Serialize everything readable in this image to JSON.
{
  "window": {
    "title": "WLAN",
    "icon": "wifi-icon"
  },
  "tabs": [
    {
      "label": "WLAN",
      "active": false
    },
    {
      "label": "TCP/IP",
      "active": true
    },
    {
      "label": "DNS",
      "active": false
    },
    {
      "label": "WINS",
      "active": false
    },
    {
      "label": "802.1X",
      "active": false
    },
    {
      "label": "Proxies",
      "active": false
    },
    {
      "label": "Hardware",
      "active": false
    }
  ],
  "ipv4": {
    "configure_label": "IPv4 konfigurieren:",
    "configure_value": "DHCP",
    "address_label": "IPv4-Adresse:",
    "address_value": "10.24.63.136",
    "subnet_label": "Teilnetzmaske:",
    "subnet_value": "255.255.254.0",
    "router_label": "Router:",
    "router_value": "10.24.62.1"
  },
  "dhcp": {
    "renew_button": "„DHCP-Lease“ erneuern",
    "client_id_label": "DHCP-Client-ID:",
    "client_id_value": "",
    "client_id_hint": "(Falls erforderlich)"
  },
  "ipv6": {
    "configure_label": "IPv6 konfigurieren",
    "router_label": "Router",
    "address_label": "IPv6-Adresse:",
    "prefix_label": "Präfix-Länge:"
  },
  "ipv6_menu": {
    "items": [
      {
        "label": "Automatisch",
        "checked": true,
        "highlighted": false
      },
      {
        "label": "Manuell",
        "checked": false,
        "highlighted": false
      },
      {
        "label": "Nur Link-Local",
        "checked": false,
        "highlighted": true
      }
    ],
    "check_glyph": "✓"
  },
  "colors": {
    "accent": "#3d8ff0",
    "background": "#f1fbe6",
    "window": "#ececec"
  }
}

+===+

_Problem description:_ Reproduce each line verbatim.

_Task answer:_
Serialize everything readable in this image to JSON.
{
  "window": {
    "title": "WLAN",
    "icon": "wifi-icon"
  },
  "tabs": [
    {
      "label": "WLAN",
      "active": false
    },
    {
      "label": "TCP/IP",
      "active": true
    },
    {
      "label": "DNS",
      "active": false
    },
    {
      "label": "WINS",
      "active": false
    },
    {
      "label": "802.1X",
      "active": false
    },
    {
      "label": "Proxies",
      "active": false
    },
    {
      "label": "Hardware",
      "active": false
    }
  ],
  "ipv4": {
    "configure_label": "IPv4 konfigurieren:",
    "configure_value": "DHCP",
    "address_label": "IPv4-Adresse:",
    "address_value": "10.24.63.136",
    "subnet_label": "Teilnetzmaske:",
    "subnet_value": "255.255.254.0",
    "router_label": "Router:",
    "router_value": "10.24.62.1"
  },
  "dhcp": {
    "renew_button": "„DHCP-Lease“ erneuern",
    "client_id_label": "DHCP-Client-ID:",
    "client_id_value": "",
    "client_id_hint": "(Falls erforderlich)"
  },
  "ipv6": {
    "configure_label": "IPv6 konfigurieren",
    "router_label": "Router",
    "address_label": "IPv6-Adresse:",
    "prefix_label": "Präfix-Länge:"
  },
  "ipv6_menu": {
    "items": [
      {
        "label": "Automatisch",
        "checked": true,
        "highlighted": false
      },
      {
        "label": "Manuell",
        "checked": false,
        "highlighted": false
      },
      {
        "label": "Nur Link-Local",
        "checked": false,
        "highlighted": true
      }
    ],
    "check_glyph": "✓"
  },
  "colors": {
    "accent": "#3d8ff0",
    "background": "#f1fbe6",
    "window": "#ececec"
  }
}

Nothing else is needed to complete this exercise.